Count the lines below that contain the word "Rice", and reply with that number alone.

--- Data entries for graphics ---
+ + +

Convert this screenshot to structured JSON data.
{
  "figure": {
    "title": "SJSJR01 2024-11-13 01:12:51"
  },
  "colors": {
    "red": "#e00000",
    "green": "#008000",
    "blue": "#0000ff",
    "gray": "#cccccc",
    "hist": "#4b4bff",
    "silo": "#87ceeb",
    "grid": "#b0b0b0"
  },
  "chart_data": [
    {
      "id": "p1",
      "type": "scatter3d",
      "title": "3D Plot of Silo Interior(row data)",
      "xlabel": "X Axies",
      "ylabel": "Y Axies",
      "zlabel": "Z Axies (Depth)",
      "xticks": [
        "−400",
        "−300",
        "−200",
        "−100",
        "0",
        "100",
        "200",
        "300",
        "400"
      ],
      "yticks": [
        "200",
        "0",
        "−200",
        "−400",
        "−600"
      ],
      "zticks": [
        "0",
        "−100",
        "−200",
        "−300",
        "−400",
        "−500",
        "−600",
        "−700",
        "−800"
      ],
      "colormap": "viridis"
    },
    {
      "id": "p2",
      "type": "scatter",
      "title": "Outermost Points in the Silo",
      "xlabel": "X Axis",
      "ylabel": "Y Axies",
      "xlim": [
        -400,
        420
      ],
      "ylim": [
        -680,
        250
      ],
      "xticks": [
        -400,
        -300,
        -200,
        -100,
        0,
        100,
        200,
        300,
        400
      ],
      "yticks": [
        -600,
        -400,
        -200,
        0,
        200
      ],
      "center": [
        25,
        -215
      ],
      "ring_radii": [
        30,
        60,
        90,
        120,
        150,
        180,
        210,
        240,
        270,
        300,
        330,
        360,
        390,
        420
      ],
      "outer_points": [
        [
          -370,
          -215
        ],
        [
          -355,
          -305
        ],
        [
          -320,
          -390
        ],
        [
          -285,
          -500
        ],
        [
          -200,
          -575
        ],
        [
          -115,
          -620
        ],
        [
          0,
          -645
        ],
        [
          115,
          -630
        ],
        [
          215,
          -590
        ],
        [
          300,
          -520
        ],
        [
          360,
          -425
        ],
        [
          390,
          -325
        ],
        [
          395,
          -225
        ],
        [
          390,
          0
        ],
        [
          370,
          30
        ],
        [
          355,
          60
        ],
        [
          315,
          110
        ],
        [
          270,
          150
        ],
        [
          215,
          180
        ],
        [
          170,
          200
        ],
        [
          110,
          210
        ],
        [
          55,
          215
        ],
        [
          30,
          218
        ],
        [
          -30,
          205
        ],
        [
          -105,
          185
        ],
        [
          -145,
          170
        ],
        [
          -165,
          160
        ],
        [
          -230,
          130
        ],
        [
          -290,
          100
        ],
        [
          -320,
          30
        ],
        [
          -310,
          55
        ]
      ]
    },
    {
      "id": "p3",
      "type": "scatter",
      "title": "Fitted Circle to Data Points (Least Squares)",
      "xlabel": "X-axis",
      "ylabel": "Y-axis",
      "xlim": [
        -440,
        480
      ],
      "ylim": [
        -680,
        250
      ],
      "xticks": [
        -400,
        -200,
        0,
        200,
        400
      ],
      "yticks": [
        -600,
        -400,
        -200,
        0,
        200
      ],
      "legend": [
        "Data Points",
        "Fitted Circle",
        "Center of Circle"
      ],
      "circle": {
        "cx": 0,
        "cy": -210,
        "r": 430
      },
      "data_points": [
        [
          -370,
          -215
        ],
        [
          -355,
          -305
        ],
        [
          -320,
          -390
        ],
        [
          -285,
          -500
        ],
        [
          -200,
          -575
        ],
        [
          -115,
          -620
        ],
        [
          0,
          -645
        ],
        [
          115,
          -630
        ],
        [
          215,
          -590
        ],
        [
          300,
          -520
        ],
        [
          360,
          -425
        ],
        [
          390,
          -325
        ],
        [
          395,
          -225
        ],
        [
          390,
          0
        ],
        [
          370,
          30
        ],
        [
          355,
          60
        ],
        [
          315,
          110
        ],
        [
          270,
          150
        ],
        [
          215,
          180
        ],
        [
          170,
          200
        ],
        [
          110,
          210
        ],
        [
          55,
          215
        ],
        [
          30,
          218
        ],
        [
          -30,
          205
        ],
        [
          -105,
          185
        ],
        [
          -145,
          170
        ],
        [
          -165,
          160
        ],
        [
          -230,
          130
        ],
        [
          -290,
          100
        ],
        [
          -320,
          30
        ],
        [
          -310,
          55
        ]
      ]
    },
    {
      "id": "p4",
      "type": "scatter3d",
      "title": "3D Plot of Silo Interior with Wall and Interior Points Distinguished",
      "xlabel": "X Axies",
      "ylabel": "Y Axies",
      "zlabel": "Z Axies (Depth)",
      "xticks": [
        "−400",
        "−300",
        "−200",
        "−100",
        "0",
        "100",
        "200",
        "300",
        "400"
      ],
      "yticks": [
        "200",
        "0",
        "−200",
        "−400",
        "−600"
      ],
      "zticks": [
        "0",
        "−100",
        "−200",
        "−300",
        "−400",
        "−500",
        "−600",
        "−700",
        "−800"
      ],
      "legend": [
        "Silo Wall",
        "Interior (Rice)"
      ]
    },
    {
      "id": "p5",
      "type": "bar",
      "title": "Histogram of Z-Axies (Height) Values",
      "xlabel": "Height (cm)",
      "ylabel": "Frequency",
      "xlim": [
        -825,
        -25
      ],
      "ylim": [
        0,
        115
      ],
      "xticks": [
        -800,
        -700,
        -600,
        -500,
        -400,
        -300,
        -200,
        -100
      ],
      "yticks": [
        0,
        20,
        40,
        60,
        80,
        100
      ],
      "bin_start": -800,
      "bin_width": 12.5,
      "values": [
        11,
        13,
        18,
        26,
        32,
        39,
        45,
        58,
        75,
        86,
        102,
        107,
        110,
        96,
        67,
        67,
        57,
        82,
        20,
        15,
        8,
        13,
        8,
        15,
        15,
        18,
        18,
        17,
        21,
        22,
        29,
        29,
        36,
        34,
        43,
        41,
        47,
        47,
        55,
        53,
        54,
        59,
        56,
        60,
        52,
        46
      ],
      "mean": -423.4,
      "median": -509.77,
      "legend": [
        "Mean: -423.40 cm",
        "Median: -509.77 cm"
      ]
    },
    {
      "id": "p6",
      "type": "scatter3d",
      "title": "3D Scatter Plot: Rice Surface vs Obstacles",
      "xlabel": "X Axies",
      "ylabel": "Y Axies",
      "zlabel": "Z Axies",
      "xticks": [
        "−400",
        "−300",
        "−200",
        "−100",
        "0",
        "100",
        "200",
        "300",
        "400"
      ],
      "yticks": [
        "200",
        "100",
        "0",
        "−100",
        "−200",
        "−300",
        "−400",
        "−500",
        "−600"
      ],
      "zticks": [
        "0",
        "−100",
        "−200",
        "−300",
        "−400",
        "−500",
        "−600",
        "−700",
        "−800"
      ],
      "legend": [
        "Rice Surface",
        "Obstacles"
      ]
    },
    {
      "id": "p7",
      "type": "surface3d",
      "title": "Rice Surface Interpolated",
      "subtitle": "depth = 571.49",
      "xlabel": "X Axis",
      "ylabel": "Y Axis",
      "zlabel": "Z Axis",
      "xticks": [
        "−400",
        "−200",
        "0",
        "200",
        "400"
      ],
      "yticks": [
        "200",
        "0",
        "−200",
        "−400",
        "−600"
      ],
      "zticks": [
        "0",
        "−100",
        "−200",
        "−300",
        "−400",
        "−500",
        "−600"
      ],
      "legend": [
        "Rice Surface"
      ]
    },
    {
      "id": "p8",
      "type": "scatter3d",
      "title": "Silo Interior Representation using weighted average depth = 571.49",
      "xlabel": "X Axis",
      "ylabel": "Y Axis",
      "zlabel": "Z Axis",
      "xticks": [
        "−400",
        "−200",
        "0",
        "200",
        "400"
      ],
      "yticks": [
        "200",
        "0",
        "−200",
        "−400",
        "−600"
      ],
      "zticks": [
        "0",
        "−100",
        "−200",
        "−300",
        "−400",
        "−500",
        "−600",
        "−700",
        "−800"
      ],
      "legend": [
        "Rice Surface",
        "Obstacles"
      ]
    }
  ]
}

+ + +

--- Reply to the exercise ---
6